Page
He continues: On the new album, there's a single coming out called 'All Around My Hat, and the words are from a song called Farewell He 'It's roughly the same theme, it's just that it's a better set of words, fitted into the same tune It's off the new album which is called All Around My Hat.' I mean, if the single is a hit, then you'll have thousands of people who will buy it, because they like the tune because they can dance to it, whatever. And they won't even know it's a traditional song, or they don't need to know it's a traditional song. And by doing that you're far more putting it back into a national repertoire ... and an international one, than by sitting in a folk club and saying This is our music and we shouldn't come out of it.'

Maddy Prior

Maddy Prior

What ways do you think the group might change in the future - in so much as you can predict this sort of thing?

We're aiming to be bigger than we are. We'll gradually expand it, but musically, I don't know. It's always in a state of flux - we never have a specific thing, like each song is a step forward. We never know which direction the song is going to take until we've actually worked the long out. We don't map out policy, it just happens.

Rows
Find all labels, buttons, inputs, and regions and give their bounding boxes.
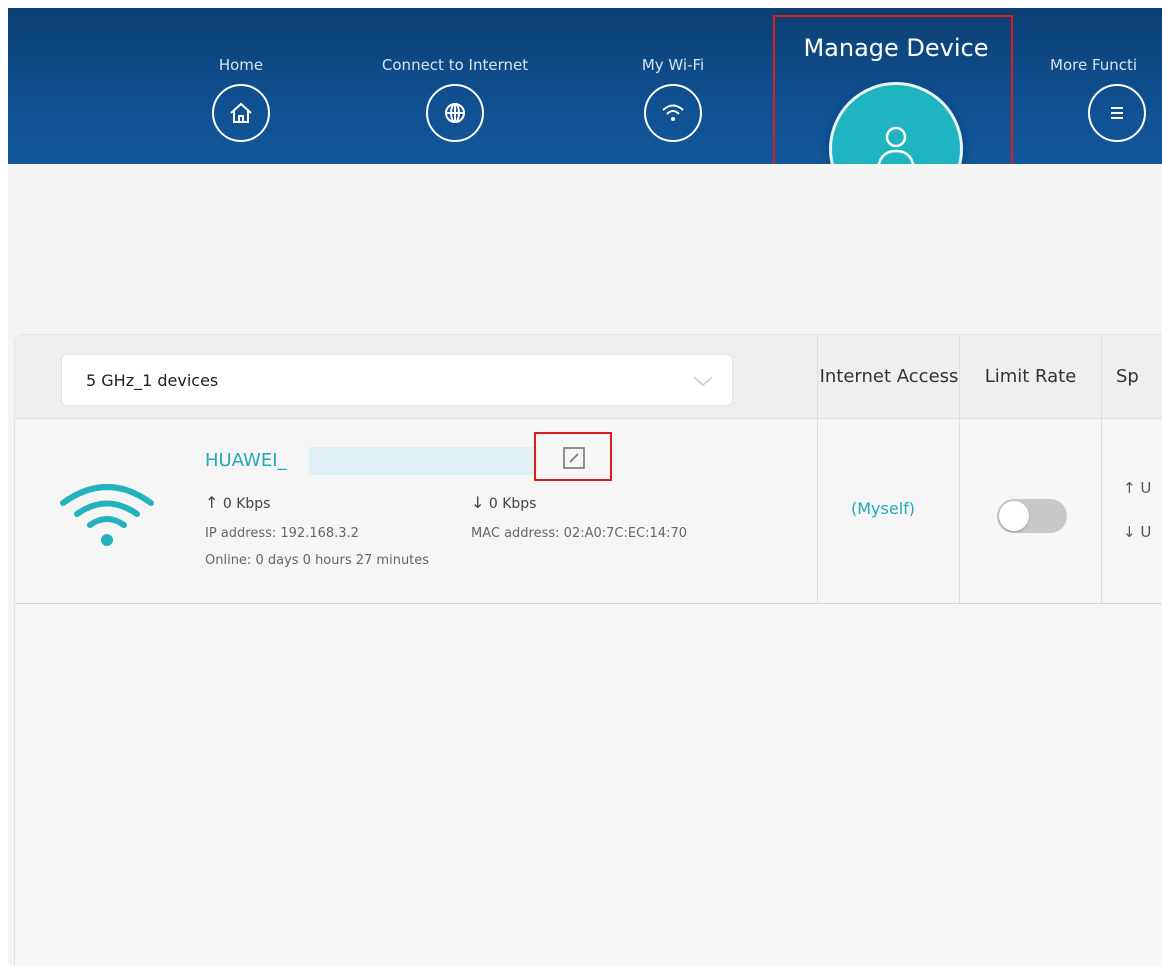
nav-more-label: More Functi bbox=[1050, 56, 1138, 74]
table-row: HUAWEI_ ↑ 0 Kbps ↓ 0 Kbps IP address: 19… bbox=[15, 419, 1162, 604]
ip-address: IP address: 192.168.3.2 bbox=[205, 526, 359, 541]
header-internet-access: Internet Access bbox=[819, 365, 959, 387]
home-icon[interactable] bbox=[212, 84, 270, 142]
download-rate: ↓ 0 Kbps bbox=[471, 493, 536, 512]
nav-connect-label: Connect to Internet bbox=[381, 56, 529, 74]
online-duration: Online: 0 days 0 hours 27 minutes bbox=[205, 553, 430, 568]
nav-wifi-label: My Wi-Fi bbox=[641, 56, 705, 74]
edit-button-highlight-box bbox=[534, 432, 612, 481]
speed-download: ↓ U bbox=[1123, 523, 1151, 541]
mac-address: MAC address: 02:A0:7C:EC:14:70 bbox=[471, 526, 688, 541]
upload-rate-value: 0 Kbps bbox=[222, 496, 271, 512]
toggle-knob bbox=[999, 501, 1029, 531]
speed-upload-value: U bbox=[1140, 479, 1152, 497]
speed-download-value: U bbox=[1140, 523, 1152, 541]
wifi-signal-icon bbox=[59, 479, 155, 553]
speed-upload: ↑ U bbox=[1123, 479, 1151, 497]
device-table: 5 GHz_1 devices Internet Access Limit Ra… bbox=[14, 334, 1162, 966]
wifi-icon[interactable] bbox=[644, 84, 702, 142]
device-name: HUAWEI_ bbox=[205, 450, 287, 471]
table-header: 5 GHz_1 devices Internet Access Limit Ra… bbox=[15, 335, 1162, 419]
band-select-value: 5 GHz_1 devices bbox=[86, 371, 219, 390]
arrow-down-icon: ↓ bbox=[1123, 523, 1136, 541]
header-speed: Sp bbox=[1116, 365, 1139, 387]
arrow-up-icon: ↑ bbox=[205, 493, 219, 512]
arrow-up-icon: ↑ bbox=[1123, 479, 1136, 497]
menu-icon[interactable] bbox=[1088, 84, 1146, 142]
upload-rate: ↑ 0 Kbps bbox=[205, 493, 270, 512]
nav-home-label: Home bbox=[218, 56, 264, 74]
limit-rate-toggle[interactable] bbox=[997, 499, 1067, 533]
internet-access-value: (Myself) bbox=[851, 499, 916, 518]
globe-icon[interactable] bbox=[426, 84, 484, 142]
band-select[interactable]: 5 GHz_1 devices bbox=[61, 354, 733, 406]
header-limit-rate: Limit Rate bbox=[984, 365, 1077, 387]
download-rate-value: 0 Kbps bbox=[488, 496, 537, 512]
chevron-down-icon bbox=[692, 373, 714, 392]
arrow-down-icon: ↓ bbox=[471, 493, 485, 512]
device-name-redaction bbox=[309, 447, 537, 475]
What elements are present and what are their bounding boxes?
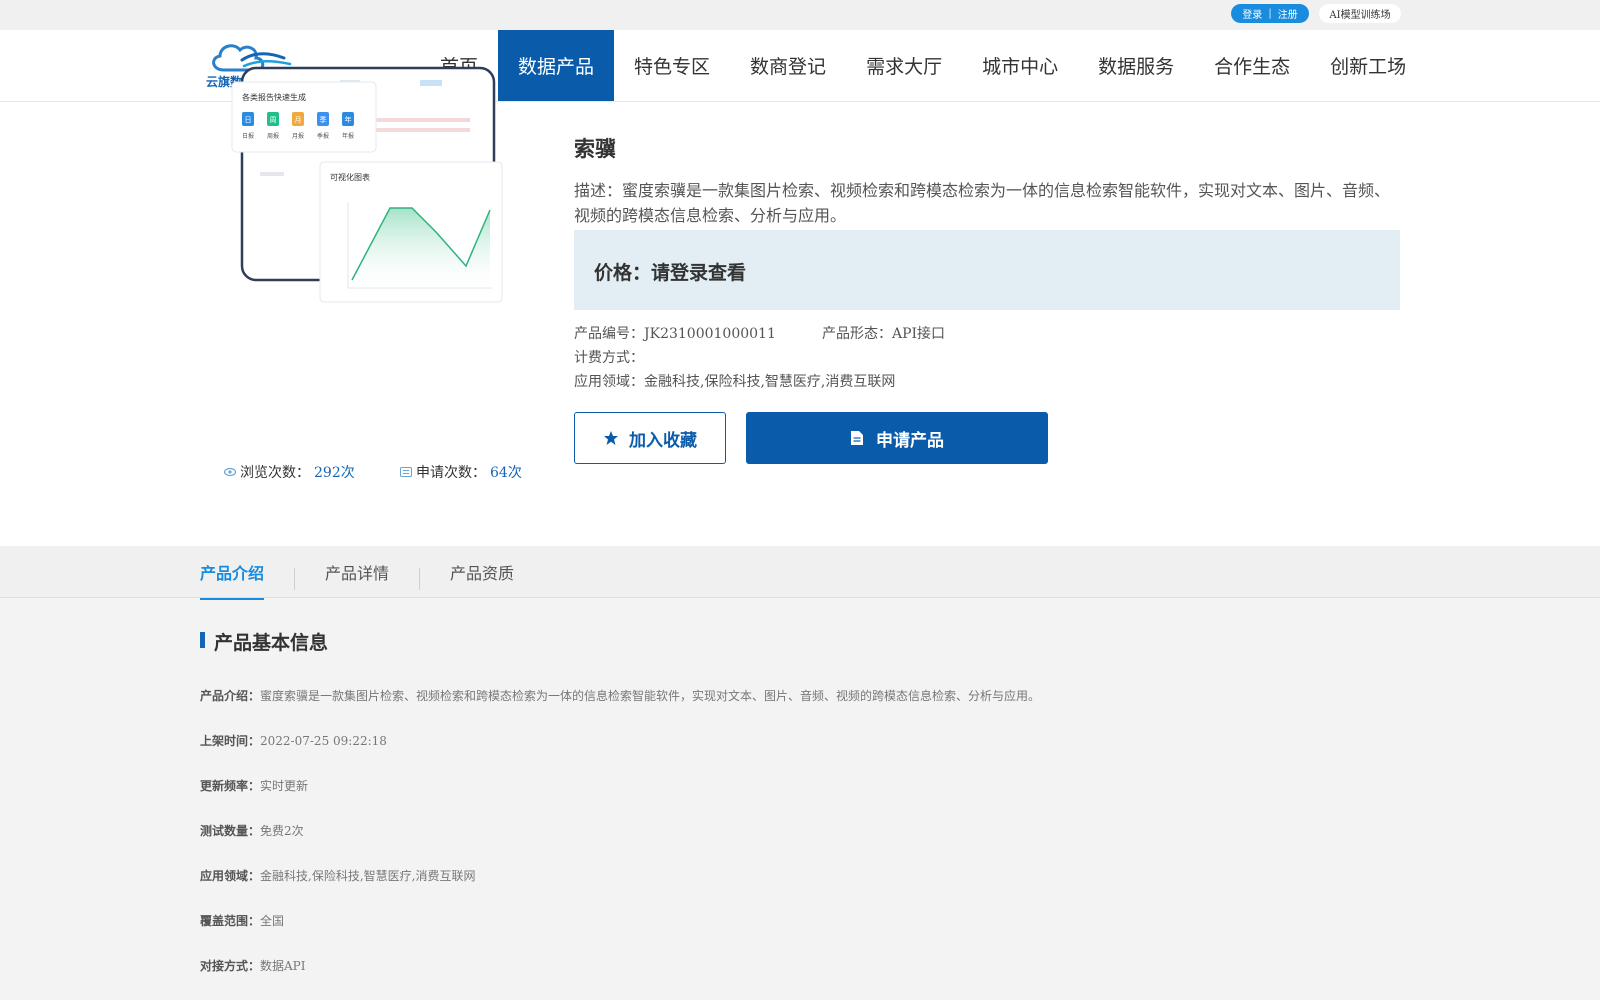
product-title: 索骥 <box>574 136 616 161</box>
info-value: 2022-07-25 09:22:18 <box>260 734 387 748</box>
applies-value: 64次 <box>490 465 522 481</box>
info-key: 上架时间： <box>200 734 261 748</box>
main-nav: 首页 数据产品 特色专区 数商登记 需求大厅 城市中心 数据服务 合作生态 创新… <box>420 30 1426 101</box>
dashboard-illustration-icon: 各类报告快速生成 日 周 月 季 年 日报 周报 月报 季报 年报 可视化图表 <box>231 66 503 303</box>
label-weekly: 周报 <box>267 132 279 140</box>
tab-product-qualification[interactable]: 产品资质 <box>450 546 514 598</box>
price-text: 价格：请登录查看 <box>594 262 747 284</box>
nav-item-merchant-registration[interactable]: 数商登记 <box>730 30 846 101</box>
billing-method: 计费方式： <box>574 347 644 367</box>
views-label: 浏览次数： <box>240 465 310 481</box>
product-code-value: JK2310001000011 <box>644 326 776 342</box>
auth-divider: | <box>1268 8 1272 19</box>
product-tabs: 产品介绍 产品详情 产品资质 <box>0 546 1600 600</box>
views-stat: 浏览次数： 292次 <box>224 462 355 482</box>
login-link[interactable]: 登录 <box>1242 6 1262 21</box>
applies-label: 申请次数： <box>416 465 486 481</box>
auth-pill: 登录 | 注册 <box>1231 4 1309 23</box>
document-icon <box>851 431 863 445</box>
info-row-test-quota: 测试数量：免费2次 <box>200 822 304 839</box>
tab-divider <box>294 568 295 590</box>
info-row-update-frequency: 更新频率：实时更新 <box>200 777 308 794</box>
tab-product-details[interactable]: 产品详情 <box>325 546 389 598</box>
info-value: 金融科技,保险科技,智慧医疗,消费互联网 <box>260 869 476 883</box>
tab-divider <box>419 568 420 590</box>
product-form: 产品形态：API接口 <box>822 323 945 343</box>
card2-title: 可视化图表 <box>330 172 370 182</box>
product-code: 产品编号：JK2310001000011 <box>574 323 776 343</box>
apply-product-button[interactable]: 申请产品 <box>746 412 1048 464</box>
applies-stat: 申请次数： 64次 <box>400 462 522 482</box>
section-accent-bar <box>200 632 205 648</box>
card1-title: 各类报告快速生成 <box>242 92 306 102</box>
add-to-favorites-label: 加入收藏 <box>629 430 697 451</box>
label-quarterly: 季报 <box>317 132 329 140</box>
info-key: 应用领域： <box>200 869 261 883</box>
badge-daily: 日 <box>245 116 252 124</box>
info-value: 全国 <box>260 914 285 928</box>
label-yearly: 年报 <box>342 132 354 140</box>
apply-product-label: 申请产品 <box>876 430 944 451</box>
info-key: 更新频率： <box>200 779 261 793</box>
application-icon <box>400 467 412 477</box>
register-link[interactable]: 注册 <box>1278 6 1298 21</box>
info-value: 蜜度索骥是一款集图片检索、视频检索和跨模态检索为一体的信息检索智能软件，实现对文… <box>260 689 1041 703</box>
eye-icon <box>224 467 236 477</box>
product-form-label: 产品形态： <box>822 326 892 342</box>
badge-quarterly: 季 <box>320 115 327 124</box>
info-key: 产品介绍： <box>200 689 261 703</box>
product-code-label: 产品编号： <box>574 326 644 342</box>
info-value: 数据API <box>260 959 306 973</box>
info-row-application-domain: 应用领域：金融科技,保险科技,智慧医疗,消费互联网 <box>200 867 475 884</box>
star-icon <box>604 431 618 445</box>
info-key: 测试数量： <box>200 824 261 838</box>
ai-training-link[interactable]: AI模型训练场 <box>1319 4 1401 23</box>
nav-item-innovation-workshop[interactable]: 创新工场 <box>1310 30 1426 101</box>
badge-weekly: 周 <box>270 116 277 124</box>
badge-yearly: 年 <box>345 115 352 124</box>
badge-monthly: 月 <box>295 116 302 124</box>
label-monthly: 月报 <box>292 132 304 140</box>
info-value: 免费2次 <box>260 824 304 838</box>
nav-item-featured-zone[interactable]: 特色专区 <box>614 30 730 101</box>
info-row-integration-method: 对接方式：数据API <box>200 957 306 974</box>
nav-item-city-center[interactable]: 城市中心 <box>962 30 1078 101</box>
add-to-favorites-button[interactable]: 加入收藏 <box>574 412 726 464</box>
nav-item-partner-ecosystem[interactable]: 合作生态 <box>1194 30 1310 101</box>
price-box: 价格：请登录查看 <box>574 230 1400 310</box>
product-description: 描述：蜜度索骥是一款集图片检索、视频检索和跨模态检索为一体的信息检索智能软件，实… <box>574 181 1391 225</box>
product-thumbnail: 各类报告快速生成 日 周 月 季 年 日报 周报 月报 季报 年报 可视化图表 <box>230 62 520 312</box>
tab-product-intro[interactable]: 产品介绍 <box>200 546 265 600</box>
top-utility-bar: 登录 | 注册 AI模型训练场 <box>0 0 1600 30</box>
domain-value: 金融科技,保险科技,智慧医疗,消费互联网 <box>644 374 896 390</box>
info-key: 对接方式： <box>200 959 261 973</box>
views-value: 292次 <box>314 465 355 481</box>
info-row-coverage: 覆盖范围：全国 <box>200 912 284 929</box>
info-key: 覆盖范围： <box>200 914 261 928</box>
nav-item-data-services[interactable]: 数据服务 <box>1078 30 1194 101</box>
label-daily: 日报 <box>242 132 254 140</box>
info-value: 实时更新 <box>260 779 309 793</box>
billing-label: 计费方式： <box>574 350 644 366</box>
domain-label: 应用领域： <box>574 374 644 390</box>
product-form-value: API接口 <box>892 326 946 342</box>
application-domain: 应用领域：金融科技,保险科技,智慧医疗,消费互联网 <box>574 371 895 391</box>
nav-item-demand-hall[interactable]: 需求大厅 <box>846 30 962 101</box>
info-row-intro: 产品介绍：蜜度索骥是一款集图片检索、视频检索和跨模态检索为一体的信息检索智能软件… <box>200 687 1040 704</box>
info-row-listing-time: 上架时间：2022-07-25 09:22:18 <box>200 732 387 749</box>
section-title: 产品基本信息 <box>214 632 329 654</box>
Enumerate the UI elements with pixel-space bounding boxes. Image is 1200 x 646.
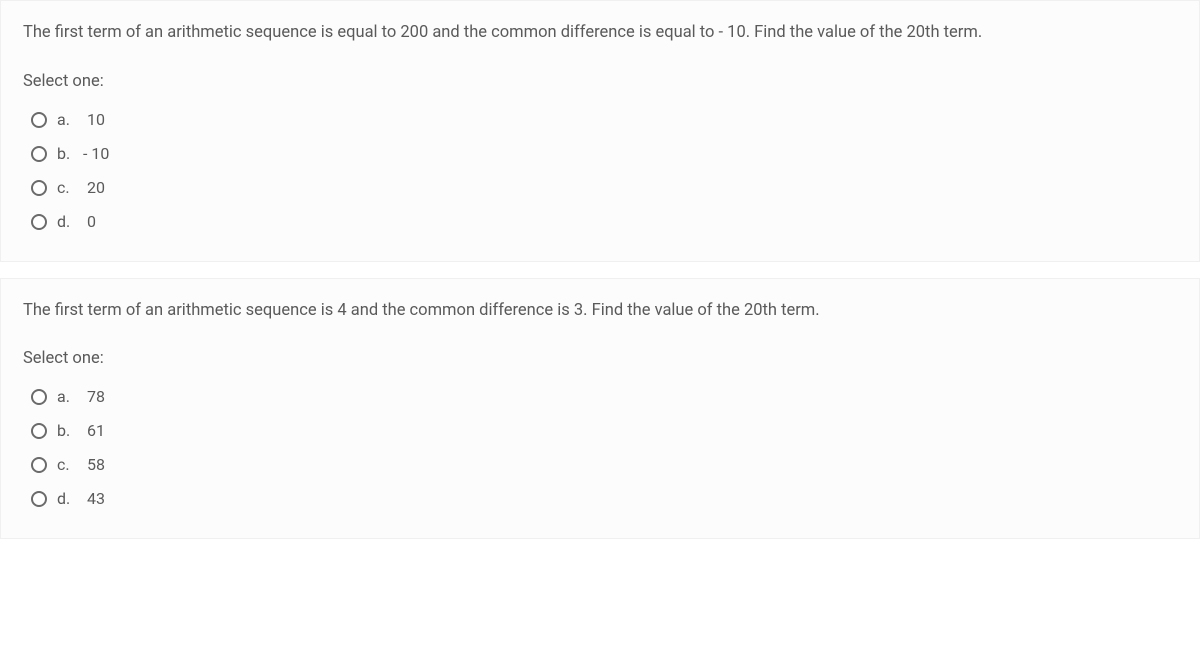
radio-icon[interactable]: [31, 389, 47, 405]
radio-icon[interactable]: [31, 112, 47, 128]
option-letter: b.: [57, 419, 79, 443]
option-value: 58: [83, 453, 105, 477]
option-value: 20: [83, 176, 105, 200]
option-row-d[interactable]: d. 43: [31, 482, 1177, 516]
options-list: a. 78 b. 61 c. 58 d. 43: [23, 380, 1177, 516]
option-letter: c.: [57, 176, 79, 200]
option-value: 10: [83, 108, 105, 132]
radio-icon[interactable]: [31, 146, 47, 162]
question-block-2: The first term of an arithmetic sequence…: [0, 278, 1200, 540]
option-letter: d.: [57, 487, 79, 511]
question-text: The first term of an arithmetic sequence…: [23, 21, 1177, 46]
option-value: 78: [83, 385, 105, 409]
radio-icon[interactable]: [31, 491, 47, 507]
radio-icon[interactable]: [31, 214, 47, 230]
option-letter: d.: [57, 210, 79, 234]
question-text: The first term of an arithmetic sequence…: [23, 299, 1177, 324]
question-block-1: The first term of an arithmetic sequence…: [0, 0, 1200, 262]
option-row-a[interactable]: a. 10: [31, 103, 1177, 137]
option-letter: a.: [57, 385, 79, 409]
option-letter: b.: [57, 142, 79, 166]
option-letter: c.: [57, 453, 79, 477]
option-letter: a.: [57, 108, 79, 132]
radio-icon[interactable]: [31, 457, 47, 473]
option-value: 0: [83, 210, 96, 234]
options-list: a. 10 b. - 10 c. 20 d. 0: [23, 103, 1177, 239]
option-row-d[interactable]: d. 0: [31, 205, 1177, 239]
radio-icon[interactable]: [31, 180, 47, 196]
option-row-c[interactable]: c. 20: [31, 171, 1177, 205]
option-row-b[interactable]: b. 61: [31, 414, 1177, 448]
option-value: - 10: [83, 142, 109, 166]
option-row-c[interactable]: c. 58: [31, 448, 1177, 482]
option-row-a[interactable]: a. 78: [31, 380, 1177, 414]
option-value: 61: [83, 419, 105, 443]
radio-icon[interactable]: [31, 423, 47, 439]
option-value: 43: [83, 487, 105, 511]
select-prompt: Select one:: [23, 347, 1177, 372]
select-prompt: Select one:: [23, 70, 1177, 95]
option-row-b[interactable]: b. - 10: [31, 137, 1177, 171]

Task brief
In the interview, what is the title of the new album?

Solution for this exercise
All Around My Hat